▸ **TASK TO CARRY OUT**
Render the following material again verbatim, leaving nothing out.

▸ **DATA ROWS**

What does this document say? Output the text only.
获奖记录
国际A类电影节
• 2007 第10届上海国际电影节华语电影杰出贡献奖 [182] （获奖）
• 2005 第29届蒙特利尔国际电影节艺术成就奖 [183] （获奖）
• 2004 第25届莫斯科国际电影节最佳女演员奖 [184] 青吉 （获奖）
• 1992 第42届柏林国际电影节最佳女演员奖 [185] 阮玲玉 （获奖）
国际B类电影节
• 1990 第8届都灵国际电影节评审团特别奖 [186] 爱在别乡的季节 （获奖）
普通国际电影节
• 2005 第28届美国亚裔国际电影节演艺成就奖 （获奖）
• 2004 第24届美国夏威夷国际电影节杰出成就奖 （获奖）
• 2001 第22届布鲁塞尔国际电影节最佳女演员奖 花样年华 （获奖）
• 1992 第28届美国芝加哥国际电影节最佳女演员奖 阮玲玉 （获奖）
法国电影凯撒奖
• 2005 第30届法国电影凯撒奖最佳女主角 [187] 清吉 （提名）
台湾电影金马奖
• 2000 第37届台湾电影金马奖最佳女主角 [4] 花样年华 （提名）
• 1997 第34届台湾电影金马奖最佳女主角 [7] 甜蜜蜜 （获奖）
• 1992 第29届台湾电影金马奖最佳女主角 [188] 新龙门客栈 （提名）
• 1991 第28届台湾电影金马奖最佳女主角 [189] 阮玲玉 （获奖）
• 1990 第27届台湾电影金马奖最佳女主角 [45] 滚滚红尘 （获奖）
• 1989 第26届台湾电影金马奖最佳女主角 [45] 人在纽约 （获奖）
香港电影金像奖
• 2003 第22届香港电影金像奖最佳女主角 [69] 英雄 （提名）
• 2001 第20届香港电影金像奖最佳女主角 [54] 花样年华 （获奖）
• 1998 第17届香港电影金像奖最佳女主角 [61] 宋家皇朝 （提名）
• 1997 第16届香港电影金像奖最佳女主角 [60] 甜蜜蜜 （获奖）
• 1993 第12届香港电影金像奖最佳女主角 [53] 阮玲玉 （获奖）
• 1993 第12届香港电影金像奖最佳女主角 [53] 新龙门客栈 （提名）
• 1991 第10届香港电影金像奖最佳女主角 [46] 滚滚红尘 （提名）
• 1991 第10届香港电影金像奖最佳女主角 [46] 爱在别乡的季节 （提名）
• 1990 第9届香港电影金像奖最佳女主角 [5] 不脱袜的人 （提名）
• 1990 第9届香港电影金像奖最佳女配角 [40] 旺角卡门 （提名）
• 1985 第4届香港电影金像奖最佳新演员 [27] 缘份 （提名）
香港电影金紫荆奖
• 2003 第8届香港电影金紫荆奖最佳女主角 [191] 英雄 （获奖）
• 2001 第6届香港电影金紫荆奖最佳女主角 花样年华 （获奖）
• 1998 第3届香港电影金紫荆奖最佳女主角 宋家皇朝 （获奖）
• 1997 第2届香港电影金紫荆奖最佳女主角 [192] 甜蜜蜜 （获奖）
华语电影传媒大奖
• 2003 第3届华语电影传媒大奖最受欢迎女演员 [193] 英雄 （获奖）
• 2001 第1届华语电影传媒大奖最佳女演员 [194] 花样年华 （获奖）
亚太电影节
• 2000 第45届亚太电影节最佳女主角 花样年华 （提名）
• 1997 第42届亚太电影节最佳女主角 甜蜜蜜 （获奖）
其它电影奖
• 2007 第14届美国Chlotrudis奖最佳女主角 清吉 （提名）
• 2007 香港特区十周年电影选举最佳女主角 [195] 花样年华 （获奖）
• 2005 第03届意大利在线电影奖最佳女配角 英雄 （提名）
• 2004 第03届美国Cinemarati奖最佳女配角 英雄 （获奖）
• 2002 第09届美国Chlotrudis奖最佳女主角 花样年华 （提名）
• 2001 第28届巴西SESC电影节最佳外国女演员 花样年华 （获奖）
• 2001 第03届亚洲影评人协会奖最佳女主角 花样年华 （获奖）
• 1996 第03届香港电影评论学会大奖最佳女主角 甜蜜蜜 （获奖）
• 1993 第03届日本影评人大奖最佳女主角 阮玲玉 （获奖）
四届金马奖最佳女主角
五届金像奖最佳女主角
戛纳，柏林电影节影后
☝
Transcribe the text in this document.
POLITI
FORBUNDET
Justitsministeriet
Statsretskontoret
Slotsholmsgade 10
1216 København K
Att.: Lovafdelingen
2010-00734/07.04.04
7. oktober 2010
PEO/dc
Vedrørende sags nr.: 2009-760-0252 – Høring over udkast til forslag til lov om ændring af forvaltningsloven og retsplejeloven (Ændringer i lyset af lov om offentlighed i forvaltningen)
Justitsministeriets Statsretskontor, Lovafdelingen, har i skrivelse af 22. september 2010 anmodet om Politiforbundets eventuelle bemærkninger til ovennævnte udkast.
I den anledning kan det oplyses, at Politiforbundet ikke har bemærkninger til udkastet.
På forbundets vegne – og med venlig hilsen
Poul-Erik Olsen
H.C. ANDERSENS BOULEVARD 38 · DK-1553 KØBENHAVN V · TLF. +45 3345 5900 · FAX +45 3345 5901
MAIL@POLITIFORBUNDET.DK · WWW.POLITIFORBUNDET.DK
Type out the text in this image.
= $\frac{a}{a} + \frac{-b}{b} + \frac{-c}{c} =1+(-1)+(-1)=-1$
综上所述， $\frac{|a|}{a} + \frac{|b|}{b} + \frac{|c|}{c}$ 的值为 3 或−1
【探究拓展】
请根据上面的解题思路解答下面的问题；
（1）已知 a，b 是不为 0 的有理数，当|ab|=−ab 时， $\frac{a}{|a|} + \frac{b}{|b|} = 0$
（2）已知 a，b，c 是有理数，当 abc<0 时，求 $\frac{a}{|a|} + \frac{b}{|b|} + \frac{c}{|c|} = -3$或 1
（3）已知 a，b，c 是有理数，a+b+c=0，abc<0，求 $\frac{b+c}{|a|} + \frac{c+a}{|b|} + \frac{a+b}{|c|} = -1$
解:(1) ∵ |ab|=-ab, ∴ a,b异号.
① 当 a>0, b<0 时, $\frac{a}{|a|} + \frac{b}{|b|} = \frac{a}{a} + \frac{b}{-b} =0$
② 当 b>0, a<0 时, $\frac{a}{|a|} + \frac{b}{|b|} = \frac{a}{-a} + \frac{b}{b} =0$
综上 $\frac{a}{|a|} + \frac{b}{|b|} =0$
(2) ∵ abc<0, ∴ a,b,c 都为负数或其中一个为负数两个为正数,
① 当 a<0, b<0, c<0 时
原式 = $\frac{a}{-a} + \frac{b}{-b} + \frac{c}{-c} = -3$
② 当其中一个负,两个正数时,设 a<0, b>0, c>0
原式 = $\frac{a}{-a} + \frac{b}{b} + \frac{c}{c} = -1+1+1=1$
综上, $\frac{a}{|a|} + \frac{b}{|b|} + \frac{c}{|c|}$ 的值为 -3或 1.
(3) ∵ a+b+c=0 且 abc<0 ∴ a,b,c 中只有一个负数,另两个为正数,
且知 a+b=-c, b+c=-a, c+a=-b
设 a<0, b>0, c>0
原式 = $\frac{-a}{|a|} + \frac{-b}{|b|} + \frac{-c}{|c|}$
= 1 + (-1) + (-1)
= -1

▸ **WORKED ANSWER**
What does this document say? Output the text only.
获奖记录
国际A类电影节
• 2007 第10届上海国际电影节华语电影杰出贡献奖 [182] （获奖）
• 2005 第29届蒙特利尔国际电影节艺术成就奖 [183] （获奖）
• 2004 第25届莫斯科国际电影节最佳女演员奖 [184] 青吉 （获奖）
• 1992 第42届柏林国际电影节最佳女演员奖 [185] 阮玲玉 （获奖）
国际B类电影节
• 1990 第8届都灵国际电影节评审团特别奖 [186] 爱在别乡的季节 （获奖）
普通国际电影节
• 2005 第28届美国亚裔国际电影节演艺成就奖 （获奖）
• 2004 第24届美国夏威夷国际电影节杰出成就奖 （获奖）
• 2001 第22届布鲁塞尔国际电影节最佳女演员奖 花样年华 （获奖）
• 1992 第28届美国芝加哥国际电影节最佳女演员奖 阮玲玉 （获奖）
法国电影凯撒奖
• 2005 第30届法国电影凯撒奖最佳女主角 [187] 清吉 （提名）
台湾电影金马奖
• 2000 第37届台湾电影金马奖最佳女主角 [4] 花样年华 （提名）
• 1997 第34届台湾电影金马奖最佳女主角 [7] 甜蜜蜜 （获奖）
• 1992 第29届台湾电影金马奖最佳女主角 [188] 新龙门客栈 （提名）
• 1991 第28届台湾电影金马奖最佳女主角 [189] 阮玲玉 （获奖）
• 1990 第27届台湾电影金马奖最佳女主角 [45] 滚滚红尘 （获奖）
• 1989 第26届台湾电影金马奖最佳女主角 [45] 人在纽约 （获奖）
香港电影金像奖
• 2003 第22届香港电影金像奖最佳女主角 [69] 英雄 （提名）
• 2001 第20届香港电影金像奖最佳女主角 [54] 花样年华 （获奖）
• 1998 第17届香港电影金像奖最佳女主角 [61] 宋家皇朝 （提名）
• 1997 第16届香港电影金像奖最佳女主角 [60] 甜蜜蜜 （获奖）
• 1993 第12届香港电影金像奖最佳女主角 [53] 阮玲玉 （获奖）
• 1993 第12届香港电影金像奖最佳女主角 [53] 新龙门客栈 （提名）
• 1991 第10届香港电影金像奖最佳女主角 [46] 滚滚红尘 （提名）
• 1991 第10届香港电影金像奖最佳女主角 [46] 爱在别乡的季节 （提名）
• 1990 第9届香港电影金像奖最佳女主角 [5] 不脱袜的人 （提名）
• 1990 第9届香港电影金像奖最佳女配角 [40] 旺角卡门 （提名）
• 1985 第4届香港电影金像奖最佳新演员 [27] 缘份 （提名）
香港电影金紫荆奖
• 2003 第8届香港电影金紫荆奖最佳女主角 [191] 英雄 （获奖）
• 2001 第6届香港电影金紫荆奖最佳女主角 花样年华 （获奖）
• 1998 第3届香港电影金紫荆奖最佳女主角 宋家皇朝 （获奖）
• 1997 第2届香港电影金紫荆奖最佳女主角 [192] 甜蜜蜜 （获奖）
华语电影传媒大奖
• 2003 第3届华语电影传媒大奖最受欢迎女演员 [193] 英雄 （获奖）
• 2001 第1届华语电影传媒大奖最佳女演员 [194] 花样年华 （获奖）
亚太电影节
• 2000 第45届亚太电影节最佳女主角 花样年华 （提名）
• 1997 第42届亚太电影节最佳女主角 甜蜜蜜 （获奖）
其它电影奖
• 2007 第14届美国Chlotrudis奖最佳女主角 清吉 （提名）
• 2007 香港特区十周年电影选举最佳女主角 [195] 花样年华 （获奖）
• 2005 第03届意大利在线电影奖最佳女配角 英雄 （提名）
• 2004 第03届美国Cinemarati奖最佳女配角 英雄 （获奖）
• 2002 第09届美国Chlotrudis奖最佳女主角 花样年华 （提名）
• 2001 第28届巴西SESC电影节最佳外国女演员 花样年华 （获奖）
• 2001 第03届亚洲影评人协会奖最佳女主角 花样年华 （获奖）
• 1996 第03届香港电影评论学会大奖最佳女主角 甜蜜蜜 （获奖）
• 1993 第03届日本影评人大奖最佳女主角 阮玲玉 （获奖）
四届金马奖最佳女主角
五届金像奖最佳女主角
戛纳，柏林电影节影后
☝
Transcribe the text in this document.
POLITI
FORBUNDET
Justitsministeriet
Statsretskontoret
Slotsholmsgade 10
1216 København K
Att.: Lovafdelingen
2010-00734/07.04.04
7. oktober 2010
PEO/dc
Vedrørende sags nr.: 2009-760-0252 – Høring over udkast til forslag til lov om ændring af forvaltningsloven og retsplejeloven (Ændringer i lyset af lov om offentlighed i forvaltningen)
Justitsministeriets Statsretskontor, Lovafdelingen, har i skrivelse af 22. september 2010 anmodet om Politiforbundets eventuelle bemærkninger til ovennævnte udkast.
I den anledning kan det oplyses, at Politiforbundet ikke har bemærkninger til udkastet.
På forbundets vegne – og med venlig hilsen
Poul-Erik Olsen
H.C. ANDERSENS BOULEVARD 38 · DK-1553 KØBENHAVN V · TLF. +45 3345 5900 · FAX +45 3345 5901
MAIL@POLITIFORBUNDET.DK · WWW.POLITIFORBUNDET.DK
Type out the text in this image.
= $\frac{a}{a} + \frac{-b}{b} + \frac{-c}{c} =1+(-1)+(-1)=-1$
综上所述， $\frac{|a|}{a} + \frac{|b|}{b} + \frac{|c|}{c}$ 的值为 3 或−1
【探究拓展】
请根据上面的解题思路解答下面的问题；
（1）已知 a，b 是不为 0 的有理数，当|ab|=−ab 时， $\frac{a}{|a|} + \frac{b}{|b|} = 0$
（2）已知 a，b，c 是有理数，当 abc<0 时，求 $\frac{a}{|a|} + \frac{b}{|b|} + \frac{c}{|c|} = -3$或 1
（3）已知 a，b，c 是有理数，a+b+c=0，abc<0，求 $\frac{b+c}{|a|} + \frac{c+a}{|b|} + \frac{a+b}{|c|} = -1$
解:(1) ∵ |ab|=-ab, ∴ a,b异号.
① 当 a>0, b<0 时, $\frac{a}{|a|} + \frac{b}{|b|} = \frac{a}{a} + \frac{b}{-b} =0$
② 当 b>0, a<0 时, $\frac{a}{|a|} + \frac{b}{|b|} = \frac{a}{-a} + \frac{b}{b} =0$
综上 $\frac{a}{|a|} + \frac{b}{|b|} =0$
(2) ∵ abc<0, ∴ a,b,c 都为负数或其中一个为负数两个为正数,
① 当 a<0, b<0, c<0 时
原式 = $\frac{a}{-a} + \frac{b}{-b} + \frac{c}{-c} = -3$
② 当其中一个负,两个正数时,设 a<0, b>0, c>0
原式 = $\frac{a}{-a} + \frac{b}{b} + \frac{c}{c} = -1+1+1=1$
综上, $\frac{a}{|a|} + \frac{b}{|b|} + \frac{c}{|c|}$ 的值为 -3或 1.
(3) ∵ a+b+c=0 且 abc<0 ∴ a,b,c 中只有一个负数,另两个为正数,
且知 a+b=-c, b+c=-a, c+a=-b
设 a<0, b>0, c>0
原式 = $\frac{-a}{|a|} + \frac{-b}{|b|} + \frac{-c}{|c|}$
= 1 + (-1) + (-1)
= -1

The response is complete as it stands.